But of his vanity, not to digress too far, it will suffice to give this single instance, insignificant indeed, but something to be shunned by high officials. For through all quarters of the city which had been adorned at the expenses of various emperors, he had his own name inscribed, not as the restorer of old buildings, but as their founder. From this fault the emperor Trajan also is said to have suffered, and for that reason he was jestingly called wall-wort.[*](Pseud.-Aurel. Victor, Epit. 41, 13, says that Constantine gave this name to Trajan, because he had his name put on many buildings (ob titulos multis aedibus inscriptos).)

As prefect, Lampadius was disturbed by frequent outbreaks, the greatest of all being when a mob, composed of the dregs of the populace, by throwing fire-brands and fire-darts upon his house near the Baths of Constantine would have burned it, had not his friends and neighbours quickly rushed to the spot and driven them off by pelting them with stones and tiles from the house-tops.

------------------------------

**Stated problem**
Can you return, word for word, the part of the Lampadius passage between "But of his vanity, not" and "multis aedibus inscriptos).)", inclusive?

------------------------------

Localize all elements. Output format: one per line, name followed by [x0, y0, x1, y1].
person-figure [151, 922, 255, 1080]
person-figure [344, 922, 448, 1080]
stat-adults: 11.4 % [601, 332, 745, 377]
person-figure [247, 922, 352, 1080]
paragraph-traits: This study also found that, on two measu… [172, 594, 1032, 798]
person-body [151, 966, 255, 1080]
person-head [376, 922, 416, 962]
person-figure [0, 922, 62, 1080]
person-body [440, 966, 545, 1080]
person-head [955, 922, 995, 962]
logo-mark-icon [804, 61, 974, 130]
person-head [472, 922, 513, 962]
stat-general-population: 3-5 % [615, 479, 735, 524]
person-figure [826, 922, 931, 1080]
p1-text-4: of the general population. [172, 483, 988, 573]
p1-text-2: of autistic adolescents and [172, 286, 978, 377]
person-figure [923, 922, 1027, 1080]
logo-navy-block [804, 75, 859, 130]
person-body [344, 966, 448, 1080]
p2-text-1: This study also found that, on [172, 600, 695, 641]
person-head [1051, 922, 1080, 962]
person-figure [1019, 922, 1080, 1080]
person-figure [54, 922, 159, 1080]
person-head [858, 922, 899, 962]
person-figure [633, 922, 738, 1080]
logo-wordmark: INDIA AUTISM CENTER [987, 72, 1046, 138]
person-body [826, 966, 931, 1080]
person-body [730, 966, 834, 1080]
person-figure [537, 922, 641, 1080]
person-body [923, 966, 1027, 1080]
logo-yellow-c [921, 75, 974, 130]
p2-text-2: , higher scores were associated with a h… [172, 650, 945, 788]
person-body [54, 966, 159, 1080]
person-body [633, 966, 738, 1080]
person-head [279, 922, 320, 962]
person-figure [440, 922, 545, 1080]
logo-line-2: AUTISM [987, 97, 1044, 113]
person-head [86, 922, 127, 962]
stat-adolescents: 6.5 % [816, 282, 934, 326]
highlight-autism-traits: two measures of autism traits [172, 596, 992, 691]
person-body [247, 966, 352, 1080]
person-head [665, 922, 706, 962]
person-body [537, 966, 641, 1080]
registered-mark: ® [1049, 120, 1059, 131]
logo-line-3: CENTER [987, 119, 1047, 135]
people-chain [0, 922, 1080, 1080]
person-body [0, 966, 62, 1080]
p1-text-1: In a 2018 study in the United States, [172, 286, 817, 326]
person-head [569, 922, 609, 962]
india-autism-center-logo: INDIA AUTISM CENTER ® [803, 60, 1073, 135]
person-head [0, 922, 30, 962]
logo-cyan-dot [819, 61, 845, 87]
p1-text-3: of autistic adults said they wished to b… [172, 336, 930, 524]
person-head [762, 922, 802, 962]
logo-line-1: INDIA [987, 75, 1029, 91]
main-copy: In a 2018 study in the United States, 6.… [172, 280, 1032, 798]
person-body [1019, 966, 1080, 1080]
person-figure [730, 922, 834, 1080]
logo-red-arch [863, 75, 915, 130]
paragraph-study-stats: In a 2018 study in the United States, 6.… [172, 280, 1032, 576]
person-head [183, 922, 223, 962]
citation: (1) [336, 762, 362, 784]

------------------------------

**Answer below**
But of his vanity, not to digress too far, it will suffice to give this single instance, insignificant indeed, but something to be shunned by high officials. For through all quarters of the city which had been adorned at the expenses of various emperors, he had his own name inscribed, not as the restorer of old buildings, but as their founder. From this fault the emperor Trajan also is said to have suffered, and for that reason he was jestingly called wall-wort.[*](Pseud.-Aurel. Victor, Epit. 41, 13, says that Constantine gave this name to Trajan, because he had his name put on many buildings (ob titulos multis aedibus inscriptos).)